#### Stated goal:
Repeat the material exactly, leaving nothing out.

(Figure data in JSON)
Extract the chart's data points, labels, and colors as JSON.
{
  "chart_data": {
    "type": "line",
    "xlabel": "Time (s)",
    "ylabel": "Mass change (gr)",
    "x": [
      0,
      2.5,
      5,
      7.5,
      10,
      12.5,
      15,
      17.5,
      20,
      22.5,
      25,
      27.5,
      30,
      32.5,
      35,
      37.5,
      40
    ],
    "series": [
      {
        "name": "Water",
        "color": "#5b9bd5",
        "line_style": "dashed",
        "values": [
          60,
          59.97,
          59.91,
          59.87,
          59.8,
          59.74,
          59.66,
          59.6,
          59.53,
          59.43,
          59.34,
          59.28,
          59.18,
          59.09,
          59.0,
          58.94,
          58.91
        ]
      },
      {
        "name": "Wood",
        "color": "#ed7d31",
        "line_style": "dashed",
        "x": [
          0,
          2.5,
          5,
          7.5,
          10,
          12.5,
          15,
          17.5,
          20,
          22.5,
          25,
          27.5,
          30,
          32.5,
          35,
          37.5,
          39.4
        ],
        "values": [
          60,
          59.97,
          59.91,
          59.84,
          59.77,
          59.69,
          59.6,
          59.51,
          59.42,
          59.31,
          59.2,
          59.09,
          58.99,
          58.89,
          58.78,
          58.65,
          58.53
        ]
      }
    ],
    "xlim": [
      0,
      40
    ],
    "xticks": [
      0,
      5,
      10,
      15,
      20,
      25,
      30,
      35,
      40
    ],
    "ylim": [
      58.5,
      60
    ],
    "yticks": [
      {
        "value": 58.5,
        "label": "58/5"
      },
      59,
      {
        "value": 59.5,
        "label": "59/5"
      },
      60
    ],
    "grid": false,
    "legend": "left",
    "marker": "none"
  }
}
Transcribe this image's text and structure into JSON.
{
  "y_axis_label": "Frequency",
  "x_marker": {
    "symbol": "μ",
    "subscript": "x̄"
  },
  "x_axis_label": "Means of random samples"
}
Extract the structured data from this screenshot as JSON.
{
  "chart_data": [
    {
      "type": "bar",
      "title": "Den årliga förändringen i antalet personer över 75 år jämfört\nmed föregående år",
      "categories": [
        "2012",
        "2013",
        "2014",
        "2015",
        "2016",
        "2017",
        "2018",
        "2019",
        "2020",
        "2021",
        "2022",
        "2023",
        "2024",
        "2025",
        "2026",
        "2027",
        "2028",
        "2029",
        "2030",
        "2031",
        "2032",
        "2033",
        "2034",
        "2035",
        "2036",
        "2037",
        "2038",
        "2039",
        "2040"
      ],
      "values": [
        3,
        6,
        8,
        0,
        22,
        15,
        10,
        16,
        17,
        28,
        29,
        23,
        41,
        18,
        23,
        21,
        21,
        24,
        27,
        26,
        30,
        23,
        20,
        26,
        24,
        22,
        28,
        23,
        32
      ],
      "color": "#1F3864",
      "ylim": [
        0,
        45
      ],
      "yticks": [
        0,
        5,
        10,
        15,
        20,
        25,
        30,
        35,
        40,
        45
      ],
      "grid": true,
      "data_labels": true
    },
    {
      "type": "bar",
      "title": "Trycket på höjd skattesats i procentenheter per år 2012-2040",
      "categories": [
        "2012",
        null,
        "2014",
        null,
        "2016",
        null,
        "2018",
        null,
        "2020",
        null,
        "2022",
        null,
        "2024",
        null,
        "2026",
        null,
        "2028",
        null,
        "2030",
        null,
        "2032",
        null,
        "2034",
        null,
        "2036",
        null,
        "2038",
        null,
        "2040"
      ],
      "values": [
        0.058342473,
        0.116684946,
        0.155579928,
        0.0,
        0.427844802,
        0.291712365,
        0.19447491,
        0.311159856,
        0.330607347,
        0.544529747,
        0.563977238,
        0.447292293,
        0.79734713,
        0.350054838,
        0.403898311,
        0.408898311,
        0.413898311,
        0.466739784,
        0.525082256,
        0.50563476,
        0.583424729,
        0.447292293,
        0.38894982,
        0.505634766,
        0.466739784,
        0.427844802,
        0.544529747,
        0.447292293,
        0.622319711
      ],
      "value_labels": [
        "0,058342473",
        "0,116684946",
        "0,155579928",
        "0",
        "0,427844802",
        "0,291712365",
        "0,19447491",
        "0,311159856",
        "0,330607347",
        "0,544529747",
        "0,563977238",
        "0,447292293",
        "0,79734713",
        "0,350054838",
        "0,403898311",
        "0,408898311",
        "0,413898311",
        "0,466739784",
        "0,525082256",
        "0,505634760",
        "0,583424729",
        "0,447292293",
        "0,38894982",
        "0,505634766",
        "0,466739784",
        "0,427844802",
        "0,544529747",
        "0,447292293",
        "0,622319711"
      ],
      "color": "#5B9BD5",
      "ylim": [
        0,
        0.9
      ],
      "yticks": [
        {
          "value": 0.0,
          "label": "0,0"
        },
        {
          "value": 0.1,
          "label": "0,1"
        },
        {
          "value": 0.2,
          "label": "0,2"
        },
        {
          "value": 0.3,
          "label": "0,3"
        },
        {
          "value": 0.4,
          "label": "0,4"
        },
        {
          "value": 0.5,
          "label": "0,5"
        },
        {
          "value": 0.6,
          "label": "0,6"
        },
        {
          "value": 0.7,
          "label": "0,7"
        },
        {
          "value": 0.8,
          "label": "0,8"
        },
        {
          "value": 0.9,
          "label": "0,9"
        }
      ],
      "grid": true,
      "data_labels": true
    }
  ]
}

#### Correct answer:
Extract the chart's data points, labels, and colors as JSON.
{
  "chart_data": {
    "type": "line",
    "xlabel": "Time (s)",
    "ylabel": "Mass change (gr)",
    "x": [
      0,
      2.5,
      5,
      7.5,
      10,
      12.5,
      15,
      17.5,
      20,
      22.5,
      25,
      27.5,
      30,
      32.5,
      35,
      37.5,
      40
    ],
    "series": [
      {
        "name": "Water",
        "color": "#5b9bd5",
        "line_style": "dashed",
        "values": [
          60,
          59.97,
          59.91,
          59.87,
          59.8,
          59.74,
          59.66,
          59.6,
          59.53,
          59.43,
          59.34,
          59.28,
          59.18,
          59.09,
          59.0,
          58.94,
          58.91
        ]
      },
      {
        "name": "Wood",
        "color": "#ed7d31",
        "line_style": "dashed",
        "x": [
          0,
          2.5,
          5,
          7.5,
          10,
          12.5,
          15,
          17.5,
          20,
          22.5,
          25,
          27.5,
          30,
          32.5,
          35,
          37.5,
          39.4
        ],
        "values": [
          60,
          59.97,
          59.91,
          59.84,
          59.77,
          59.69,
          59.6,
          59.51,
          59.42,
          59.31,
          59.2,
          59.09,
          58.99,
          58.89,
          58.78,
          58.65,
          58.53
        ]
      }
    ],
    "xlim": [
      0,
      40
    ],
    "xticks": [
      0,
      5,
      10,
      15,
      20,
      25,
      30,
      35,
      40
    ],
    "ylim": [
      58.5,
      60
    ],
    "yticks": [
      {
        "value": 58.5,
        "label": "58/5"
      },
      59,
      {
        "value": 59.5,
        "label": "59/5"
      },
      60
    ],
    "grid": false,
    "legend": "left",
    "marker": "none"
  }
}
Transcribe this image's text and structure into JSON.
{
  "y_axis_label": "Frequency",
  "x_marker": {
    "symbol": "μ",
    "subscript": "x̄"
  },
  "x_axis_label": "Means of random samples"
}
Extract the structured data from this screenshot as JSON.
{
  "chart_data": [
    {
      "type": "bar",
      "title": "Den årliga förändringen i antalet personer över 75 år jämfört\nmed föregående år",
      "categories": [
        "2012",
        "2013",
        "2014",
        "2015",
        "2016",
        "2017",
        "2018",
        "2019",
        "2020",
        "2021",
        "2022",
        "2023",
        "2024",
        "2025",
        "2026",
        "2027",
        "2028",
        "2029",
        "2030",
        "2031",
        "2032",
        "2033",
        "2034",
        "2035",
        "2036",
        "2037",
        "2038",
        "2039",
        "2040"
      ],
      "values": [
        3,
        6,
        8,
        0,
        22,
        15,
        10,
        16,
        17,
        28,
        29,
        23,
        41,
        18,
        23,
        21,
        21,
        24,
        27,
        26,
        30,
        23,
        20,
        26,
        24,
        22,
        28,
        23,
        32
      ],
      "color": "#1F3864",
      "ylim": [
        0,
        45
      ],
      "yticks": [
        0,
        5,
        10,
        15,
        20,
        25,
        30,
        35,
        40,
        45
      ],
      "grid": true,
      "data_labels": true
    },
    {
      "type": "bar",
      "title": "Trycket på höjd skattesats i procentenheter per år 2012-2040",
      "categories": [
        "2012",
        null,
        "2014",
        null,
        "2016",
        null,
        "2018",
        null,
        "2020",
        null,
        "2022",
        null,
        "2024",
        null,
        "2026",
        null,
        "2028",
        null,
        "2030",
        null,
        "2032",
        null,
        "2034",
        null,
        "2036",
        null,
        "2038",
        null,
        "2040"
      ],
      "values": [
        0.058342473,
        0.116684946,
        0.155579928,
        0.0,
        0.427844802,
        0.291712365,
        0.19447491,
        0.311159856,
        0.330607347,
        0.544529747,
        0.563977238,
        0.447292293,
        0.79734713,
        0.350054838,
        0.403898311,
        0.408898311,
        0.413898311,
        0.466739784,
        0.525082256,
        0.50563476,
        0.583424729,
        0.447292293,
        0.38894982,
        0.505634766,
        0.466739784,
        0.427844802,
        0.544529747,
        0.447292293,
        0.622319711
      ],
      "value_labels": [
        "0,058342473",
        "0,116684946",
        "0,155579928",
        "0",
        "0,427844802",
        "0,291712365",
        "0,19447491",
        "0,311159856",
        "0,330607347",
        "0,544529747",
        "0,563977238",
        "0,447292293",
        "0,79734713",
        "0,350054838",
        "0,403898311",
        "0,408898311",
        "0,413898311",
        "0,466739784",
        "0,525082256",
        "0,505634760",
        "0,583424729",
        "0,447292293",
        "0,38894982",
        "0,505634766",
        "0,466739784",
        "0,427844802",
        "0,544529747",
        "0,447292293",
        "0,622319711"
      ],
      "color": "#5B9BD5",
      "ylim": [
        0,
        0.9
      ],
      "yticks": [
        {
          "value": 0.0,
          "label": "0,0"
        },
        {
          "value": 0.1,
          "label": "0,1"
        },
        {
          "value": 0.2,
          "label": "0,2"
        },
        {
          "value": 0.3,
          "label": "0,3"
        },
        {
          "value": 0.4,
          "label": "0,4"
        },
        {
          "value": 0.5,
          "label": "0,5"
        },
        {
          "value": 0.6,
          "label": "0,6"
        },
        {
          "value": 0.7,
          "label": "0,7"
        },
        {
          "value": 0.8,
          "label": "0,8"
        },
        {
          "value": 0.9,
          "label": "0,9"
        }
      ],
      "grid": true,
      "data_labels": true
    }
  ]
}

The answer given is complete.